━━━ Information provided ━━━

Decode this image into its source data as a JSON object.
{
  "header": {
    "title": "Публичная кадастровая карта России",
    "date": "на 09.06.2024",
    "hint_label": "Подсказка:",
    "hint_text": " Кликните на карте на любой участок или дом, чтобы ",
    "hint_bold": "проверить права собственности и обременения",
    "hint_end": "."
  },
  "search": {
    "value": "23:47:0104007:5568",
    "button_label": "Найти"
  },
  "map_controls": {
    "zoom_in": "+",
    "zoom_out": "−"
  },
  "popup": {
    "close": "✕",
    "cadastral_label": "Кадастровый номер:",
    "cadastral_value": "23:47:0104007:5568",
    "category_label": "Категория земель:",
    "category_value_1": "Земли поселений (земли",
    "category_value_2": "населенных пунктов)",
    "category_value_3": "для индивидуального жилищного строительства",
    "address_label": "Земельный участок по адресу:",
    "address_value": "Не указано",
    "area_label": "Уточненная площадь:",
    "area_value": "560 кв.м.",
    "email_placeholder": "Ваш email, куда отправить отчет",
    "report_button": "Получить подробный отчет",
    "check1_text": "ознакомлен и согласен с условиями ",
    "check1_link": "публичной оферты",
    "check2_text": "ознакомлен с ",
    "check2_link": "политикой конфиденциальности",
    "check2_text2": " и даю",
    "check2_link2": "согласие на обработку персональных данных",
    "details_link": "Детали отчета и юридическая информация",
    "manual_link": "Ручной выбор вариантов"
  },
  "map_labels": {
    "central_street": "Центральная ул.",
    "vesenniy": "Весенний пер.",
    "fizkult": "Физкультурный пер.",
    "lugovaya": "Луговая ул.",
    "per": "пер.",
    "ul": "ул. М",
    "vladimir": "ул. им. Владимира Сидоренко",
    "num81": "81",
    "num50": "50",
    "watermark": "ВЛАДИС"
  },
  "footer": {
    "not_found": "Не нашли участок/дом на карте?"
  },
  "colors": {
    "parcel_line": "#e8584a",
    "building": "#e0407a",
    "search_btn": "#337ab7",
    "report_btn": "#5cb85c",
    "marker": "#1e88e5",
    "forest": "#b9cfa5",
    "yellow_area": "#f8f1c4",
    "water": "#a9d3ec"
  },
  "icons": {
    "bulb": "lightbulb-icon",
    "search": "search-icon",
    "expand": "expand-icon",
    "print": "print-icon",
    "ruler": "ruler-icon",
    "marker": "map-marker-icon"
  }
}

━━━

▶ [Set problem]
Retype the listing exactly, in full.

▶ [Output below]
Decode this image into its source data as a JSON object.
{
  "header": {
    "title": "Публичная кадастровая карта России",
    "date": "на 09.06.2024",
    "hint_label": "Подсказка:",
    "hint_text": " Кликните на карте на любой участок или дом, чтобы ",
    "hint_bold": "проверить права собственности и обременения",
    "hint_end": "."
  },
  "search": {
    "value": "23:47:0104007:5568",
    "button_label": "Найти"
  },
  "map_controls": {
    "zoom_in": "+",
    "zoom_out": "−"
  },
  "popup": {
    "close": "✕",
    "cadastral_label": "Кадастровый номер:",
    "cadastral_value": "23:47:0104007:5568",
    "category_label": "Категория земель:",
    "category_value_1": "Земли поселений (земли",
    "category_value_2": "населенных пунктов)",
    "category_value_3": "для индивидуального жилищного строительства",
    "address_label": "Земельный участок по адресу:",
    "address_value": "Не указано",
    "area_label": "Уточненная площадь:",
    "area_value": "560 кв.м.",
    "email_placeholder": "Ваш email, куда отправить отчет",
    "report_button": "Получить подробный отчет",
    "check1_text": "ознакомлен и согласен с условиями ",
    "check1_link": "публичной оферты",
    "check2_text": "ознакомлен с ",
    "check2_link": "политикой конфиденциальности",
    "check2_text2": " и даю",
    "check2_link2": "согласие на обработку персональных данных",
    "details_link": "Детали отчета и юридическая информация",
    "manual_link": "Ручной выбор вариантов"
  },
  "map_labels": {
    "central_street": "Центральная ул.",
    "vesenniy": "Весенний пер.",
    "fizkult": "Физкультурный пер.",
    "lugovaya": "Луговая ул.",
    "per": "пер.",
    "ul": "ул. М",
    "vladimir": "ул. им. Владимира Сидоренко",
    "num81": "81",
    "num50": "50",
    "watermark": "ВЛАДИС"
  },
  "footer": {
    "not_found": "Не нашли участок/дом на карте?"
  },
  "colors": {
    "parcel_line": "#e8584a",
    "building": "#e0407a",
    "search_btn": "#337ab7",
    "report_btn": "#5cb85c",
    "marker": "#1e88e5",
    "forest": "#b9cfa5",
    "yellow_area": "#f8f1c4",
    "water": "#a9d3ec"
  },
  "icons": {
    "bulb": "lightbulb-icon",
    "search": "search-icon",
    "expand": "expand-icon",
    "print": "print-icon",
    "ruler": "ruler-icon",
    "marker": "map-marker-icon"
  }
}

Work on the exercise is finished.